Dataset records
━━━━━━━━━━━━━━━━━━━━

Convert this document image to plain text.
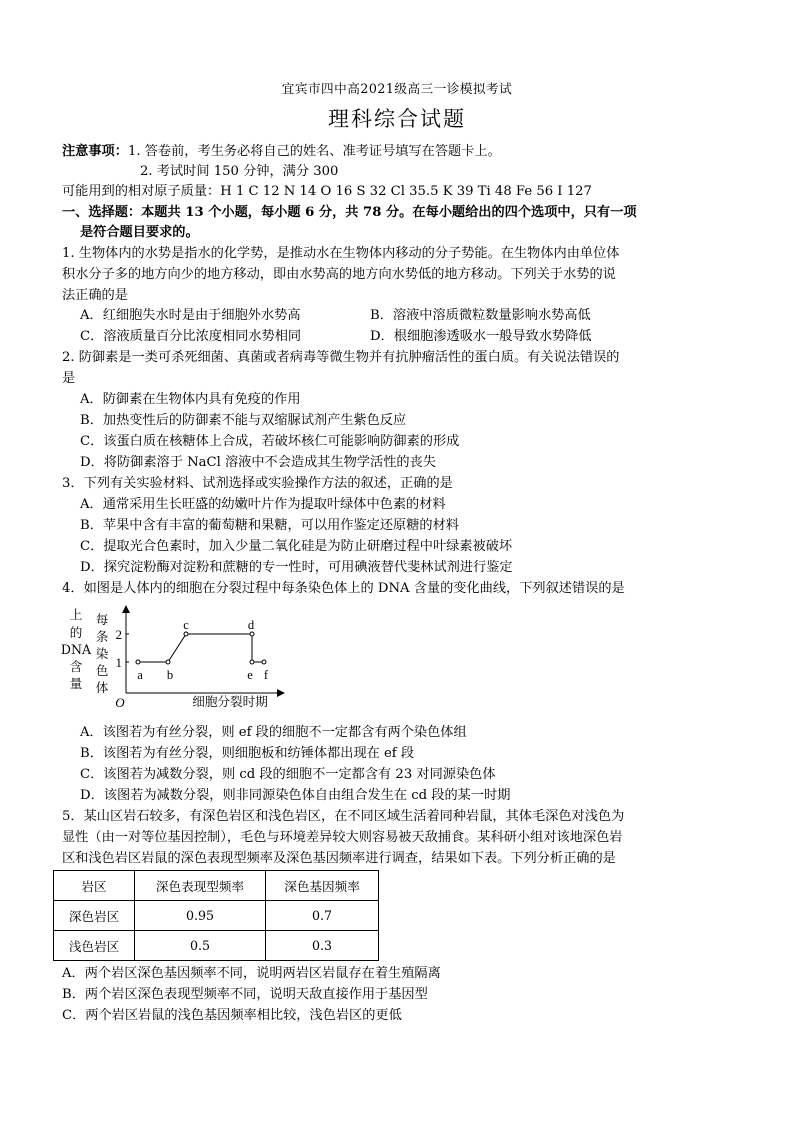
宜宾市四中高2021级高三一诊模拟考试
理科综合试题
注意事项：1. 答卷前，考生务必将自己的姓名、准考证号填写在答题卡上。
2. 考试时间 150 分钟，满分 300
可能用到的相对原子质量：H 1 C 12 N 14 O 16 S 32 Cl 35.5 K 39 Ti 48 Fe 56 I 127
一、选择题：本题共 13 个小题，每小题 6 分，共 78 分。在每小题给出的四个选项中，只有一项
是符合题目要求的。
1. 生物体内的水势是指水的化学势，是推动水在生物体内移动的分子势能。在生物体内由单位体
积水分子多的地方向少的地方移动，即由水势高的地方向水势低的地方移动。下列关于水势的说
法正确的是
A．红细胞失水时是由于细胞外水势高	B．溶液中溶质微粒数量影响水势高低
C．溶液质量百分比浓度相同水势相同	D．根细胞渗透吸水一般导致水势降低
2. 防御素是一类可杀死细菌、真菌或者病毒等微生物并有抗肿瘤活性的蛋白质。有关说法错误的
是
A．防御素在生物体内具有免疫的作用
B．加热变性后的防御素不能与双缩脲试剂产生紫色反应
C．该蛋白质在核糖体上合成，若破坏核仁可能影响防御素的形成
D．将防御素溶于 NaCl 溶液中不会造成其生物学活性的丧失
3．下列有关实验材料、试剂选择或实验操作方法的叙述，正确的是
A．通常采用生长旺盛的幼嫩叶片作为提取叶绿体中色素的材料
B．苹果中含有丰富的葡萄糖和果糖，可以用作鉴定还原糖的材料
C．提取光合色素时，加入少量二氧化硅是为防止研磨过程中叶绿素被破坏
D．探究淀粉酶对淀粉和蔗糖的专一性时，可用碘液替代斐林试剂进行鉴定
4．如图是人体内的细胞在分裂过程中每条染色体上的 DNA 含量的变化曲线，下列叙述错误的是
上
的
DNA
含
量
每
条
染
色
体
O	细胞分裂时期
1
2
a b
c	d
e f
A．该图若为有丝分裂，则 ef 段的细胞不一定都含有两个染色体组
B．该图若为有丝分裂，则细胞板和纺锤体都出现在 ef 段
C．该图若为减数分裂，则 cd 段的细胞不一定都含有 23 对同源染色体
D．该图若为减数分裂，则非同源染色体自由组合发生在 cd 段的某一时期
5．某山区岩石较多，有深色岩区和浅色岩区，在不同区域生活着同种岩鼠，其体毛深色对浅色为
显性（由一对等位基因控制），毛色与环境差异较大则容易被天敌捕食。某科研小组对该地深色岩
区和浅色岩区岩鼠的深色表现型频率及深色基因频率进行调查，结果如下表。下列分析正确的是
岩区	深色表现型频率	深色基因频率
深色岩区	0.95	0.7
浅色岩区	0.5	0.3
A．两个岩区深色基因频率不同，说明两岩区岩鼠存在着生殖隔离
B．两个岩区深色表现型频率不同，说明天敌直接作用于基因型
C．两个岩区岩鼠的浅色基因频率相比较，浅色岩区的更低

━━━━━━━━━━━━━━━━━━━━

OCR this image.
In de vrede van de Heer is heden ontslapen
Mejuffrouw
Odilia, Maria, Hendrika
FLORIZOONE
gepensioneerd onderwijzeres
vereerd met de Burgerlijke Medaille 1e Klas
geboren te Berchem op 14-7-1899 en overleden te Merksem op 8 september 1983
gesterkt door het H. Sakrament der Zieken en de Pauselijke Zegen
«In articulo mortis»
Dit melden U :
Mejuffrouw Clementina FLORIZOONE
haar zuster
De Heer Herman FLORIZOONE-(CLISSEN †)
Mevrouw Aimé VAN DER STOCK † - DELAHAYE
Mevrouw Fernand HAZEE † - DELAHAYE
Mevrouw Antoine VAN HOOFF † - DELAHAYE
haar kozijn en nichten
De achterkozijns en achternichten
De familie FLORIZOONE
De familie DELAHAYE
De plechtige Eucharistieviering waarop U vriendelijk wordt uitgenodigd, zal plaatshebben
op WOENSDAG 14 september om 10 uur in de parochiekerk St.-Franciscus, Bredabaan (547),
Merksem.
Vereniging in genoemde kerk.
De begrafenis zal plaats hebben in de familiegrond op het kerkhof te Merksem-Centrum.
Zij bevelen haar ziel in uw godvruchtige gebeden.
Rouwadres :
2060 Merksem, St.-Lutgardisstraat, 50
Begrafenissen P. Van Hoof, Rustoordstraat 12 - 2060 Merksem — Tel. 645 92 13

━━━━━━━━━━━━━━━━━━━━

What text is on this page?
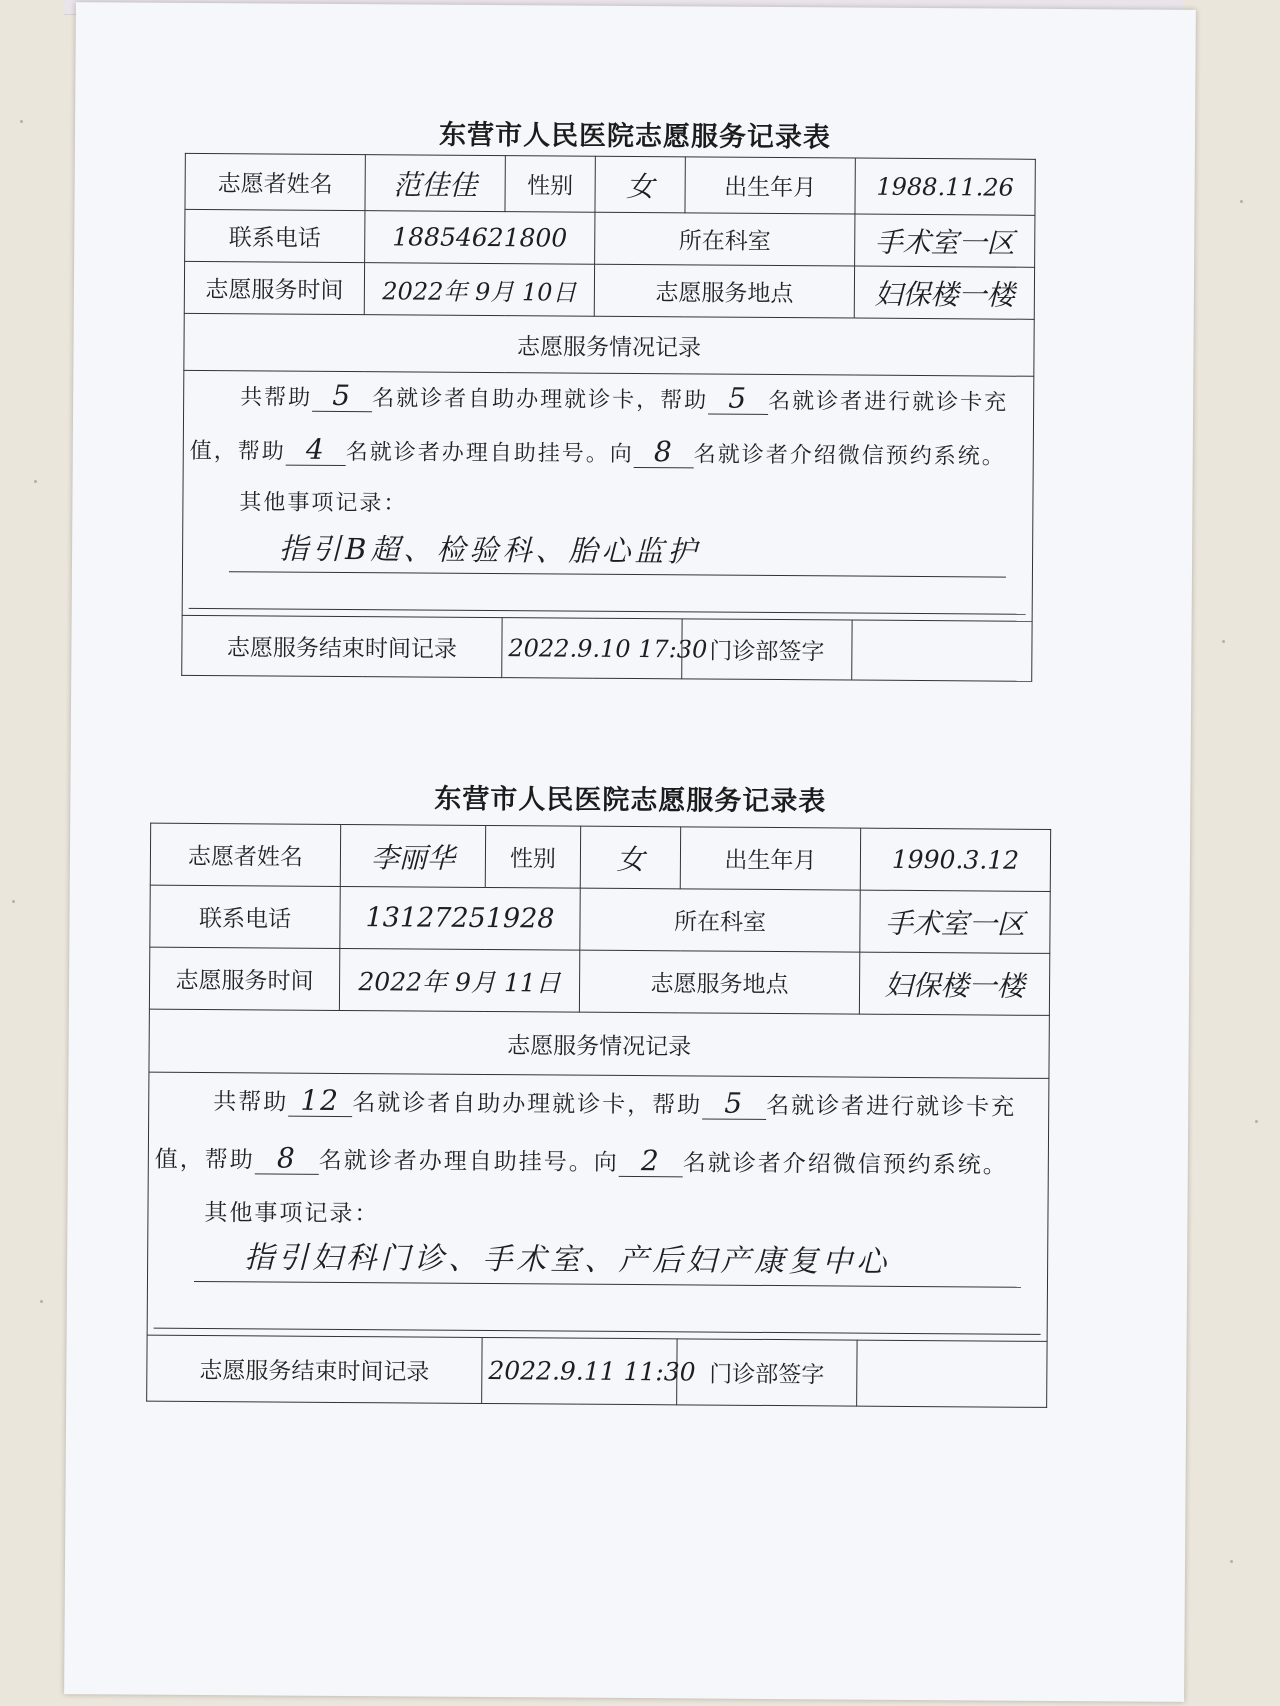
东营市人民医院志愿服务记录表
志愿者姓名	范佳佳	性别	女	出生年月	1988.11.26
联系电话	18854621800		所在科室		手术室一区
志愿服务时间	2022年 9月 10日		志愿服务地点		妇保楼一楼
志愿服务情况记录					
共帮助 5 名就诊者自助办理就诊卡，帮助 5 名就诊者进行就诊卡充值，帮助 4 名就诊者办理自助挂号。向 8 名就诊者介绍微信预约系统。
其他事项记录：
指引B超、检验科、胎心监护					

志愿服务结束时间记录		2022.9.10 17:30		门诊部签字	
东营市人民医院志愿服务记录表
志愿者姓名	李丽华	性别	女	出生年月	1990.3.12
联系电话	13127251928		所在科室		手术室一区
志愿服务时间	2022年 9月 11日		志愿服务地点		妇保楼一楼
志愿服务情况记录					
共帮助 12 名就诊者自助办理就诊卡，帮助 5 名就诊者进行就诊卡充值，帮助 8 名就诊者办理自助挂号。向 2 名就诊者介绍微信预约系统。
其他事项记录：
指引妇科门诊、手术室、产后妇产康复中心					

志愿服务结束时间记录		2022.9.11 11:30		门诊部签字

━━━━━━━━━━━━━━━━━━━━

_Exercise description_: Lines that include the word "名就诊者介绍微信预约系统" are to be extracted from the data above.

_Result_:
共帮助 5 名就诊者自助办理就诊卡，帮助 5 名就诊者进行就诊卡充值，帮助 4 名就诊者办理自助挂号。向 8 名就诊者介绍微信预约系统。
共帮助 12 名就诊者自助办理就诊卡，帮助 5 名就诊者进行就诊卡充值，帮助 8 名就诊者办理自助挂号。向 2 名就诊者介绍微信预约系统。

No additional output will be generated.